** Begin Provided information **

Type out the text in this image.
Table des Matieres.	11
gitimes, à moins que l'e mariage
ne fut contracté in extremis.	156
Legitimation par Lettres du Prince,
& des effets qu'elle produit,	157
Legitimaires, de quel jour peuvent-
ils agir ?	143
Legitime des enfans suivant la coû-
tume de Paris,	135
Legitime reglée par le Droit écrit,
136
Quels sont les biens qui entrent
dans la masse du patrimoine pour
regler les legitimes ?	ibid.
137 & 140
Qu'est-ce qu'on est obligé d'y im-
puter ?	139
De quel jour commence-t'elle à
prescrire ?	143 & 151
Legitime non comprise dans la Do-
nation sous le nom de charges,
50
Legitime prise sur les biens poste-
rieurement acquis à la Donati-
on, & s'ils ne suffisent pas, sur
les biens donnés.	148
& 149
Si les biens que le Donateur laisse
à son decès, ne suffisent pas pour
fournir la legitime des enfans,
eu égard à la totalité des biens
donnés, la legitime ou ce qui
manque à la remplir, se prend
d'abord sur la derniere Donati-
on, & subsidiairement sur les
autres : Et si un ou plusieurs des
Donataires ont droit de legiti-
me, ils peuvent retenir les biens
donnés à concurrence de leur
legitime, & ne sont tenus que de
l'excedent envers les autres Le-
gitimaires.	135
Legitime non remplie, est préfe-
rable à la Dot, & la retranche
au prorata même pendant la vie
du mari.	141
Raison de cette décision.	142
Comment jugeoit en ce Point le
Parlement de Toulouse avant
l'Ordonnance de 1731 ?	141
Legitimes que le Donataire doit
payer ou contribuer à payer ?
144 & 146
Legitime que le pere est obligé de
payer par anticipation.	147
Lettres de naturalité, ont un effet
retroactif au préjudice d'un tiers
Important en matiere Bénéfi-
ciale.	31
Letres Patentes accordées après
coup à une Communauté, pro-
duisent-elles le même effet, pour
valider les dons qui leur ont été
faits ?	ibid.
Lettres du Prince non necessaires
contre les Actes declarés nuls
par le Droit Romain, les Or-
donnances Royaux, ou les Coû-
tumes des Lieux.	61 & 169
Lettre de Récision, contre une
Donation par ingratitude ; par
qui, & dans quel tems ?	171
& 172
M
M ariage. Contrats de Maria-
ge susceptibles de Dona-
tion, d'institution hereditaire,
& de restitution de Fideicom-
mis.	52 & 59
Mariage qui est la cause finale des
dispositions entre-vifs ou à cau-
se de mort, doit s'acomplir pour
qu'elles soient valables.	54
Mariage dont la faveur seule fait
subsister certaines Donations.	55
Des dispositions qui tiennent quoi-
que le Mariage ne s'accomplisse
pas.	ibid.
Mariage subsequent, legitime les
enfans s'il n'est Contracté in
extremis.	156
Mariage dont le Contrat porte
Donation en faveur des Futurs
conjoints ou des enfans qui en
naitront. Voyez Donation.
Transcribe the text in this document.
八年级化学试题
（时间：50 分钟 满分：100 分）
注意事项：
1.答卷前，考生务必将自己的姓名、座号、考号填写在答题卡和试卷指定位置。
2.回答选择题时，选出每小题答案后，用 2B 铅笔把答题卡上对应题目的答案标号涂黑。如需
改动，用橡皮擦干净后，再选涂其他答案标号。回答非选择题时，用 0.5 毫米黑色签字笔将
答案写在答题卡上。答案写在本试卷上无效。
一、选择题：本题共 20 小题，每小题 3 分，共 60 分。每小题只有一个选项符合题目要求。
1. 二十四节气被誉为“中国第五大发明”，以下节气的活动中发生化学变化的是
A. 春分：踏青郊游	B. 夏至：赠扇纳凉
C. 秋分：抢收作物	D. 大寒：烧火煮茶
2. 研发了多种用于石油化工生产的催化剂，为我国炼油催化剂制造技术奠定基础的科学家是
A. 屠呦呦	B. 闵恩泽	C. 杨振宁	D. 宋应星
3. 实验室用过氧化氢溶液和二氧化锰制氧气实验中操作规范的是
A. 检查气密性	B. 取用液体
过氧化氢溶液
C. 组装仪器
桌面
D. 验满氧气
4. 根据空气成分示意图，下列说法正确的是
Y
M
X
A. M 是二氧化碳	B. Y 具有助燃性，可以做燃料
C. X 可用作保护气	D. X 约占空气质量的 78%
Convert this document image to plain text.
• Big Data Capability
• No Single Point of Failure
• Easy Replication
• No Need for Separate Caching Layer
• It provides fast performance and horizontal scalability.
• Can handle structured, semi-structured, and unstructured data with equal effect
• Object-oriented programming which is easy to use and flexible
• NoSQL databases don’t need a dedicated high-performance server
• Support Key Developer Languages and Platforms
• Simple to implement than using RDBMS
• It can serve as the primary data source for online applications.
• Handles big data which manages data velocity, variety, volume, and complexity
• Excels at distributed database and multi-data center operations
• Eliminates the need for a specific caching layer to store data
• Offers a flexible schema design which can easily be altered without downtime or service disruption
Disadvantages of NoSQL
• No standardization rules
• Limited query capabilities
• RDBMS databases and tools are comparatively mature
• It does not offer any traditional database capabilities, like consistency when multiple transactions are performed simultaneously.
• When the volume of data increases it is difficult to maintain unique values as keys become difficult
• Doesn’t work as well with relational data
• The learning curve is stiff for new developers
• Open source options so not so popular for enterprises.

** End Provided information **

## To do
In this exercise, repeat all entries exactly.

## Written solution
Type out the text in this image.
Table des Matieres.	11
gitimes, à moins que l'e mariage
ne fut contracté in extremis.	156
Legitimation par Lettres du Prince,
& des effets qu'elle produit,	157
Legitimaires, de quel jour peuvent-
ils agir ?	143
Legitime des enfans suivant la coû-
tume de Paris,	135
Legitime reglée par le Droit écrit,
136
Quels sont les biens qui entrent
dans la masse du patrimoine pour
regler les legitimes ?	ibid.
137 & 140
Qu'est-ce qu'on est obligé d'y im-
puter ?	139
De quel jour commence-t'elle à
prescrire ?	143 & 151
Legitime non comprise dans la Do-
nation sous le nom de charges,
50
Legitime prise sur les biens poste-
rieurement acquis à la Donati-
on, & s'ils ne suffisent pas, sur
les biens donnés.	148
& 149
Si les biens que le Donateur laisse
à son decès, ne suffisent pas pour
fournir la legitime des enfans,
eu égard à la totalité des biens
donnés, la legitime ou ce qui
manque à la remplir, se prend
d'abord sur la derniere Donati-
on, & subsidiairement sur les
autres : Et si un ou plusieurs des
Donataires ont droit de legiti-
me, ils peuvent retenir les biens
donnés à concurrence de leur
legitime, & ne sont tenus que de
l'excedent envers les autres Le-
gitimaires.	135
Legitime non remplie, est préfe-
rable à la Dot, & la retranche
au prorata même pendant la vie
du mari.	141
Raison de cette décision.	142
Comment jugeoit en ce Point le
Parlement de Toulouse avant
l'Ordonnance de 1731 ?	141
Legitimes que le Donataire doit
payer ou contribuer à payer ?
144 & 146
Legitime que le pere est obligé de
payer par anticipation.	147
Lettres de naturalité, ont un effet
retroactif au préjudice d'un tiers
Important en matiere Bénéfi-
ciale.	31
Letres Patentes accordées après
coup à une Communauté, pro-
duisent-elles le même effet, pour
valider les dons qui leur ont été
faits ?	ibid.
Lettres du Prince non necessaires
contre les Actes declarés nuls
par le Droit Romain, les Or-
donnances Royaux, ou les Coû-
tumes des Lieux.	61 & 169
Lettre de Récision, contre une
Donation par ingratitude ; par
qui, & dans quel tems ?	171
& 172
M
M ariage. Contrats de Maria-
ge susceptibles de Dona-
tion, d'institution hereditaire,
& de restitution de Fideicom-
mis.	52 & 59
Mariage qui est la cause finale des
dispositions entre-vifs ou à cau-
se de mort, doit s'acomplir pour
qu'elles soient valables.	54
Mariage dont la faveur seule fait
subsister certaines Donations.	55
Des dispositions qui tiennent quoi-
que le Mariage ne s'accomplisse
pas.	ibid.
Mariage subsequent, legitime les
enfans s'il n'est Contracté in
extremis.	156
Mariage dont le Contrat porte
Donation en faveur des Futurs
conjoints ou des enfans qui en
naitront. Voyez Donation.
Transcribe the text in this document.
八年级化学试题
（时间：50 分钟 满分：100 分）
注意事项：
1.答卷前，考生务必将自己的姓名、座号、考号填写在答题卡和试卷指定位置。
2.回答选择题时，选出每小题答案后，用 2B 铅笔把答题卡上对应题目的答案标号涂黑。如需
改动，用橡皮擦干净后，再选涂其他答案标号。回答非选择题时，用 0.5 毫米黑色签字笔将
答案写在答题卡上。答案写在本试卷上无效。
一、选择题：本题共 20 小题，每小题 3 分，共 60 分。每小题只有一个选项符合题目要求。
1. 二十四节气被誉为“中国第五大发明”，以下节气的活动中发生化学变化的是
A. 春分：踏青郊游	B. 夏至：赠扇纳凉
C. 秋分：抢收作物	D. 大寒：烧火煮茶
2. 研发了多种用于石油化工生产的催化剂，为我国炼油催化剂制造技术奠定基础的科学家是
A. 屠呦呦	B. 闵恩泽	C. 杨振宁	D. 宋应星
3. 实验室用过氧化氢溶液和二氧化锰制氧气实验中操作规范的是
A. 检查气密性	B. 取用液体
过氧化氢溶液
C. 组装仪器
桌面
D. 验满氧气
4. 根据空气成分示意图，下列说法正确的是
Y
M
X
A. M 是二氧化碳	B. Y 具有助燃性，可以做燃料
C. X 可用作保护气	D. X 约占空气质量的 78%
Convert this document image to plain text.
• Big Data Capability
• No Single Point of Failure
• Easy Replication
• No Need for Separate Caching Layer
• It provides fast performance and horizontal scalability.
• Can handle structured, semi-structured, and unstructured data with equal effect
• Object-oriented programming which is easy to use and flexible
• NoSQL databases don’t need a dedicated high-performance server
• Support Key Developer Languages and Platforms
• Simple to implement than using RDBMS
• It can serve as the primary data source for online applications.
• Handles big data which manages data velocity, variety, volume, and complexity
• Excels at distributed database and multi-data center operations
• Eliminates the need for a specific caching layer to store data
• Offers a flexible schema design which can easily be altered without downtime or service disruption
Disadvantages of NoSQL
• No standardization rules
• Limited query capabilities
• RDBMS databases and tools are comparatively mature
• It does not offer any traditional database capabilities, like consistency when multiple transactions are performed simultaneously.
• When the volume of data increases it is difficult to maintain unique values as keys become difficult
• Doesn’t work as well with relational data
• The learning curve is stiff for new developers
• Open source options so not so popular for enterprises.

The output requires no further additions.